Copy out the lines of the material between the one holding "I need the location" and the one holding "cube-icon <box>241 300 260 318</box>", inclusive, with no changes.

..............................

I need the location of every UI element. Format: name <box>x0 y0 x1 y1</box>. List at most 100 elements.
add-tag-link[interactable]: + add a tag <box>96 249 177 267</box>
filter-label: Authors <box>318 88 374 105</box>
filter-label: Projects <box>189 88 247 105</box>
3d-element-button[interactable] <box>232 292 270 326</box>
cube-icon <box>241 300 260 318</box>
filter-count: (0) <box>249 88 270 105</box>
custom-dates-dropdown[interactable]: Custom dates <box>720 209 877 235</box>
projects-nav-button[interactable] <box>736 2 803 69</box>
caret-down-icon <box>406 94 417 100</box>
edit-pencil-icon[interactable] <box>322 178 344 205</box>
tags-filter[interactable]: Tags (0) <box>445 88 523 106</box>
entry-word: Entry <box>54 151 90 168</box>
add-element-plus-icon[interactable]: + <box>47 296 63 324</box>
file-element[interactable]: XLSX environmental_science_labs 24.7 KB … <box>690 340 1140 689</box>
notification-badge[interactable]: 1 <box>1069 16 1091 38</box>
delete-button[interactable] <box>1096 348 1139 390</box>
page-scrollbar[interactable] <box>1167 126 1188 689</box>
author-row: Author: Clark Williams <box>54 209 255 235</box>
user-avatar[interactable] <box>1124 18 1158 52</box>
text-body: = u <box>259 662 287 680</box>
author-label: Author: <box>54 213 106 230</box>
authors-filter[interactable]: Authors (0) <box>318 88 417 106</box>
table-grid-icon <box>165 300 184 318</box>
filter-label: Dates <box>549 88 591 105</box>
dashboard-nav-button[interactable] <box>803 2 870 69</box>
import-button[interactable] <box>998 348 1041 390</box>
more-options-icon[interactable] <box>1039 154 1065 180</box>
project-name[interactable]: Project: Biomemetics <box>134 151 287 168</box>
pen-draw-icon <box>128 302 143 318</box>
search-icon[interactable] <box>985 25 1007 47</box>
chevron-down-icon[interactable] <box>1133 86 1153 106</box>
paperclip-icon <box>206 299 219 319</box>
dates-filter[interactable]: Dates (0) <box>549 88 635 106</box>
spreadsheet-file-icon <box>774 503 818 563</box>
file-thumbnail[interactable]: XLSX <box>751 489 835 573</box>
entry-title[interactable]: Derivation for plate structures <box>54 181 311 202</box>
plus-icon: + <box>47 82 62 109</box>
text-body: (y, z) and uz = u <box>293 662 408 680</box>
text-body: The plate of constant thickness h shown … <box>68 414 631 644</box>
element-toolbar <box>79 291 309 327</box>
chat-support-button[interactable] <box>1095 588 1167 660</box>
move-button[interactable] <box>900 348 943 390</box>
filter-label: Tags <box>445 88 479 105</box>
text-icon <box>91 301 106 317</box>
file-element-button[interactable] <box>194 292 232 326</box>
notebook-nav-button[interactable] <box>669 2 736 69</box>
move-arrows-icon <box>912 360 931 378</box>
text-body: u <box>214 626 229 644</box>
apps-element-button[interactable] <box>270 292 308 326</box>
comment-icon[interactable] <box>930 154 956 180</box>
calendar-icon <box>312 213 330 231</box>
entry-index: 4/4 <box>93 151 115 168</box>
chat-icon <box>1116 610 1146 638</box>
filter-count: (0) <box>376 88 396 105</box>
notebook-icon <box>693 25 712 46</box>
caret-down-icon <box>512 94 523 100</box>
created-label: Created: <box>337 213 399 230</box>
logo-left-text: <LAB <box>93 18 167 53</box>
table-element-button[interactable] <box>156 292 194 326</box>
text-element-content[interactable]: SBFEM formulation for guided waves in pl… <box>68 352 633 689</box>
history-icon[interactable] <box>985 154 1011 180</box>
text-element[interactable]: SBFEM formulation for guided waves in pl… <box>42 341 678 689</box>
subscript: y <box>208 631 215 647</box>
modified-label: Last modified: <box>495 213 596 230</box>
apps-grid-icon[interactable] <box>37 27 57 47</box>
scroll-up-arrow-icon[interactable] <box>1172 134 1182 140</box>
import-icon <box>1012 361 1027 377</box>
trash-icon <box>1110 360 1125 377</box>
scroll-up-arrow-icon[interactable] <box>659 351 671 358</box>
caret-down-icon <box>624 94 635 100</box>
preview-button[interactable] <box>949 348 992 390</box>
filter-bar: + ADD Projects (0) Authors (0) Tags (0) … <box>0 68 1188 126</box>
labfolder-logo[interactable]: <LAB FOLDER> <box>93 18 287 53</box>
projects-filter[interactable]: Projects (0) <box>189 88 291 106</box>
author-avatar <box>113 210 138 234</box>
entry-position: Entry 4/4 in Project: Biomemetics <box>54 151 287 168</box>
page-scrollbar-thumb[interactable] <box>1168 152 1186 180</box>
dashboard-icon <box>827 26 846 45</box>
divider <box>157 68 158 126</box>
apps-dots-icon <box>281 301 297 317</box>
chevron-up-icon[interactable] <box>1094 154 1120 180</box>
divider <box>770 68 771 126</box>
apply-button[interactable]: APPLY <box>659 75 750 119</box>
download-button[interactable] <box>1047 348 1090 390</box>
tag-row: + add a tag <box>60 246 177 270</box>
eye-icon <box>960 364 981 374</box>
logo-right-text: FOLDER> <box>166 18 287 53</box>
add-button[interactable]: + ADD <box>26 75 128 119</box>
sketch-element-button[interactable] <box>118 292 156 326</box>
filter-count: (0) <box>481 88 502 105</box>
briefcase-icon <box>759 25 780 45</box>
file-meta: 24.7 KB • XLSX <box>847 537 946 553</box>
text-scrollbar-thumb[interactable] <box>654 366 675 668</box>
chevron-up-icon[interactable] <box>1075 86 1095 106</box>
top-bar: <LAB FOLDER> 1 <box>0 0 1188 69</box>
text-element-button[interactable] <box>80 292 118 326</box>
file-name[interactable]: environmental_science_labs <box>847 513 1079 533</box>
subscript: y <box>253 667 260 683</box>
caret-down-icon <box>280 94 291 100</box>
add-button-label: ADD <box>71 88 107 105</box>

..............................

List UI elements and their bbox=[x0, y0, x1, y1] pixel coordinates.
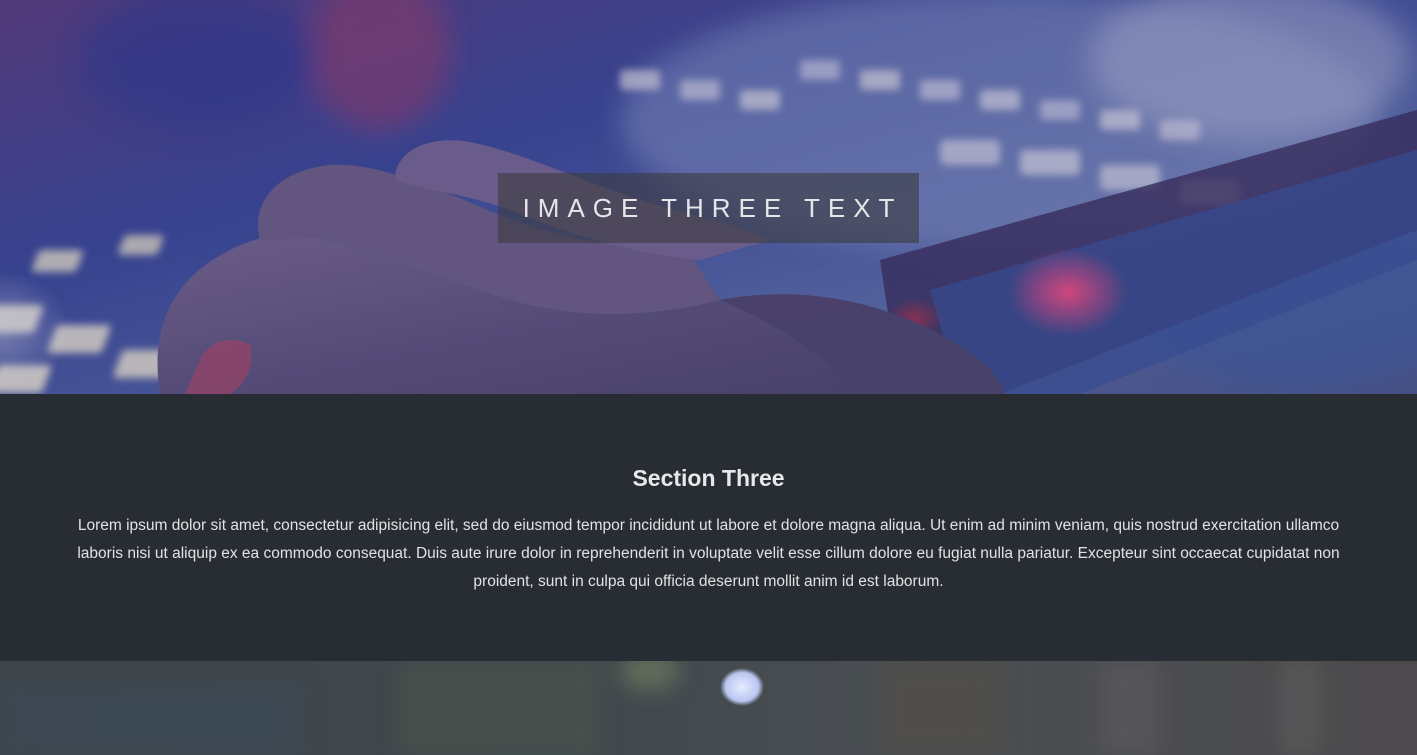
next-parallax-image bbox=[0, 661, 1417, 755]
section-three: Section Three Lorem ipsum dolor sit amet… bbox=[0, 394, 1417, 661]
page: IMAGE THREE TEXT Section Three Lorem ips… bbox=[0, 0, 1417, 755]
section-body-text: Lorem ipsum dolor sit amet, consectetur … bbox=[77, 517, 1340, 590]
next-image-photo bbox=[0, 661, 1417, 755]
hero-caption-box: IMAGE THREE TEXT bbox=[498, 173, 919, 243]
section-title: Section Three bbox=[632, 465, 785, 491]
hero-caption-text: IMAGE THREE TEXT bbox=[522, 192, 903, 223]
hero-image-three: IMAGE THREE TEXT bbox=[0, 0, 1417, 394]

..............................

Response to this exercise ▸
I need the location of every UI element. Format: name <box>x0 y0 x1 y1</box>. List at most 100 elements.
add-tag-link[interactable]: + add a tag <box>96 249 177 267</box>
filter-label: Authors <box>318 88 374 105</box>
filter-label: Projects <box>189 88 247 105</box>
3d-element-button[interactable] <box>232 292 270 326</box>
cube-icon <box>241 300 260 318</box>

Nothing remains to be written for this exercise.